[Data listing]
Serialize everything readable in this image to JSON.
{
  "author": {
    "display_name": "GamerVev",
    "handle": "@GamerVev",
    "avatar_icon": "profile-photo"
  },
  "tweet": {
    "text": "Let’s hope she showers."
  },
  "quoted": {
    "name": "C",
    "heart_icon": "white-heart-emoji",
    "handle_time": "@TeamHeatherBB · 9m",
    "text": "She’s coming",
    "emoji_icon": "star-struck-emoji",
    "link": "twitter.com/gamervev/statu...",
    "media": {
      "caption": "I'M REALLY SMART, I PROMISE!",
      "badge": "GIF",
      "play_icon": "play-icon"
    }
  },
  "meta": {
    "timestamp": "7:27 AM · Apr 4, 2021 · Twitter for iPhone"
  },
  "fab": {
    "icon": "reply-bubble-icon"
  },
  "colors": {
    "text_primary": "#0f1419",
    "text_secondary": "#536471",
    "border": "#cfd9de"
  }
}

**STATED TASK**
Each entry above is to be quoted exactly.

**EXERCISE SOLUTION**
Serialize everything readable in this image to JSON.
{
  "author": {
    "display_name": "GamerVev",
    "handle": "@GamerVev",
    "avatar_icon": "profile-photo"
  },
  "tweet": {
    "text": "Let’s hope she showers."
  },
  "quoted": {
    "name": "C",
    "heart_icon": "white-heart-emoji",
    "handle_time": "@TeamHeatherBB · 9m",
    "text": "She’s coming",
    "emoji_icon": "star-struck-emoji",
    "link": "twitter.com/gamervev/statu...",
    "media": {
      "caption": "I'M REALLY SMART, I PROMISE!",
      "badge": "GIF",
      "play_icon": "play-icon"
    }
  },
  "meta": {
    "timestamp": "7:27 AM · Apr 4, 2021 · Twitter for iPhone"
  },
  "fab": {
    "icon": "reply-bubble-icon"
  },
  "colors": {
    "text_primary": "#0f1419",
    "text_secondary": "#536471",
    "border": "#cfd9de"
  }
}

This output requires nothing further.